** BEGIN MATERIAL FOR THIS EXERCISE **

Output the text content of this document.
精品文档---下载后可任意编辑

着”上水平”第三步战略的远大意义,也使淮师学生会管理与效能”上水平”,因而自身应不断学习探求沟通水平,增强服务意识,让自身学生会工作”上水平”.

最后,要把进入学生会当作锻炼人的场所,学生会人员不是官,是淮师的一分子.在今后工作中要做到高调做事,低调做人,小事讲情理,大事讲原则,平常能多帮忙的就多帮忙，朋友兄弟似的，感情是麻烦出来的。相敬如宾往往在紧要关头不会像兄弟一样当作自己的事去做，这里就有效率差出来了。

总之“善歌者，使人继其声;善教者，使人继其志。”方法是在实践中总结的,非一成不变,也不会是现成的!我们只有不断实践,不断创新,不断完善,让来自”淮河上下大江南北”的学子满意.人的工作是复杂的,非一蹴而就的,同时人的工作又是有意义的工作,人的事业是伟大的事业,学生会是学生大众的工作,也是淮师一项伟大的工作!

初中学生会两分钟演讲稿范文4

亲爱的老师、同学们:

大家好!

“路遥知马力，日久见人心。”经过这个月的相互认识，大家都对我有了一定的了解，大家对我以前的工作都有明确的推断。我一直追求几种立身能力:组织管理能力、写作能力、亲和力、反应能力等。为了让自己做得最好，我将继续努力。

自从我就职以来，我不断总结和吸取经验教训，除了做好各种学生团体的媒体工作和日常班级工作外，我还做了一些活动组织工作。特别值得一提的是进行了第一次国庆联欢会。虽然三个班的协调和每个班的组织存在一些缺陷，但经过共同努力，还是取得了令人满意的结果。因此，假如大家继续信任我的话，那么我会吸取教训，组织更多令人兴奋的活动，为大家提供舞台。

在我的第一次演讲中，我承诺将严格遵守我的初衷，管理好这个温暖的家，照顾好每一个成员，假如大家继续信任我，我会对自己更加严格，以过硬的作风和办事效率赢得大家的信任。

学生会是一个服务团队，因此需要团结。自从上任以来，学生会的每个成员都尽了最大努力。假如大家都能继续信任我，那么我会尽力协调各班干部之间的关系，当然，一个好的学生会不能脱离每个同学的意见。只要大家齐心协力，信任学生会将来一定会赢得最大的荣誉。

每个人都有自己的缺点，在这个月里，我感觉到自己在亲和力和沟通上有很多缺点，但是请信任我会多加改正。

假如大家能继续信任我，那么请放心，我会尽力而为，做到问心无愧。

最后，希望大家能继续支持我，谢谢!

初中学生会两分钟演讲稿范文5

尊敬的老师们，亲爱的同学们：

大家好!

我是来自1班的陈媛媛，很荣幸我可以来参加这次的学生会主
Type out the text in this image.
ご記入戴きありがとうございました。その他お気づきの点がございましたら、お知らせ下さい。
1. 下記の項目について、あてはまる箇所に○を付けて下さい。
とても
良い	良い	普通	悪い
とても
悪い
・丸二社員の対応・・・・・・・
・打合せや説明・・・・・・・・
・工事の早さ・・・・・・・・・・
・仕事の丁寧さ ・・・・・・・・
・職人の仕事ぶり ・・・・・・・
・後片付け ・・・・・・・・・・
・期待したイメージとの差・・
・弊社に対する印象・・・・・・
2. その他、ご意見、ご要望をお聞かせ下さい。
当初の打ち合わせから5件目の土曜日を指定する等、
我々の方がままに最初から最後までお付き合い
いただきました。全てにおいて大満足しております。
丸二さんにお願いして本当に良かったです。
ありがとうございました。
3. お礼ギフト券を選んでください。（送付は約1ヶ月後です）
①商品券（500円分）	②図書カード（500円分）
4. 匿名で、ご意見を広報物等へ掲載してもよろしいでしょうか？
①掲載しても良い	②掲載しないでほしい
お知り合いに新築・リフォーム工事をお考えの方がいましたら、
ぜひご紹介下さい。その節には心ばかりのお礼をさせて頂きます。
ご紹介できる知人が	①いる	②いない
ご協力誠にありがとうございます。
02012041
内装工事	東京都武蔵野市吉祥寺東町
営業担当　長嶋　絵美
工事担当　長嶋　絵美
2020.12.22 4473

** END MATERIAL FOR THIS EXERCISE **

* **INSTRUCTIONS TO FOLLOW**
Return the entries above exactly, each one complete.

* **RESULT FOR THIS TASK**
Output the text content of this document.
精品文档---下载后可任意编辑

着”上水平”第三步战略的远大意义,也使淮师学生会管理与效能”上水平”,因而自身应不断学习探求沟通水平,增强服务意识,让自身学生会工作”上水平”.

最后,要把进入学生会当作锻炼人的场所,学生会人员不是官,是淮师的一分子.在今后工作中要做到高调做事,低调做人,小事讲情理,大事讲原则,平常能多帮忙的就多帮忙，朋友兄弟似的，感情是麻烦出来的。相敬如宾往往在紧要关头不会像兄弟一样当作自己的事去做，这里就有效率差出来了。

总之“善歌者，使人继其声;善教者，使人继其志。”方法是在实践中总结的,非一成不变,也不会是现成的!我们只有不断实践,不断创新,不断完善,让来自”淮河上下大江南北”的学子满意.人的工作是复杂的,非一蹴而就的,同时人的工作又是有意义的工作,人的事业是伟大的事业,学生会是学生大众的工作,也是淮师一项伟大的工作!

初中学生会两分钟演讲稿范文4

亲爱的老师、同学们:

大家好!

“路遥知马力，日久见人心。”经过这个月的相互认识，大家都对我有了一定的了解，大家对我以前的工作都有明确的推断。我一直追求几种立身能力:组织管理能力、写作能力、亲和力、反应能力等。为了让自己做得最好，我将继续努力。

自从我就职以来，我不断总结和吸取经验教训，除了做好各种学生团体的媒体工作和日常班级工作外，我还做了一些活动组织工作。特别值得一提的是进行了第一次国庆联欢会。虽然三个班的协调和每个班的组织存在一些缺陷，但经过共同努力，还是取得了令人满意的结果。因此，假如大家继续信任我的话，那么我会吸取教训，组织更多令人兴奋的活动，为大家提供舞台。

在我的第一次演讲中，我承诺将严格遵守我的初衷，管理好这个温暖的家，照顾好每一个成员，假如大家继续信任我，我会对自己更加严格，以过硬的作风和办事效率赢得大家的信任。

学生会是一个服务团队，因此需要团结。自从上任以来，学生会的每个成员都尽了最大努力。假如大家都能继续信任我，那么我会尽力协调各班干部之间的关系，当然，一个好的学生会不能脱离每个同学的意见。只要大家齐心协力，信任学生会将来一定会赢得最大的荣誉。

每个人都有自己的缺点，在这个月里，我感觉到自己在亲和力和沟通上有很多缺点，但是请信任我会多加改正。

假如大家能继续信任我，那么请放心，我会尽力而为，做到问心无愧。

最后，希望大家能继续支持我，谢谢!

初中学生会两分钟演讲稿范文5

尊敬的老师们，亲爱的同学们：

大家好!

我是来自1班的陈媛媛，很荣幸我可以来参加这次的学生会主
Type out the text in this image.
ご記入戴きありがとうございました。その他お気づきの点がございましたら、お知らせ下さい。
1. 下記の項目について、あてはまる箇所に○を付けて下さい。
とても
良い	良い	普通	悪い
とても
悪い
・丸二社員の対応・・・・・・・
・打合せや説明・・・・・・・・
・工事の早さ・・・・・・・・・・
・仕事の丁寧さ ・・・・・・・・
・職人の仕事ぶり ・・・・・・・
・後片付け ・・・・・・・・・・
・期待したイメージとの差・・
・弊社に対する印象・・・・・・
2. その他、ご意見、ご要望をお聞かせ下さい。
当初の打ち合わせから5件目の土曜日を指定する等、
我々の方がままに最初から最後までお付き合い
いただきました。全てにおいて大満足しております。
丸二さんにお願いして本当に良かったです。
ありがとうございました。
3. お礼ギフト券を選んでください。（送付は約1ヶ月後です）
①商品券（500円分）	②図書カード（500円分）
4. 匿名で、ご意見を広報物等へ掲載してもよろしいでしょうか？
①掲載しても良い	②掲載しないでほしい
お知り合いに新築・リフォーム工事をお考えの方がいましたら、
ぜひご紹介下さい。その節には心ばかりのお礼をさせて頂きます。
ご紹介できる知人が	①いる	②いない
ご協力誠にありがとうございます。
02012041
内装工事	東京都武蔵野市吉祥寺東町
営業担当　長嶋　絵美
工事担当　長嶋　絵美
2020.12.22 4473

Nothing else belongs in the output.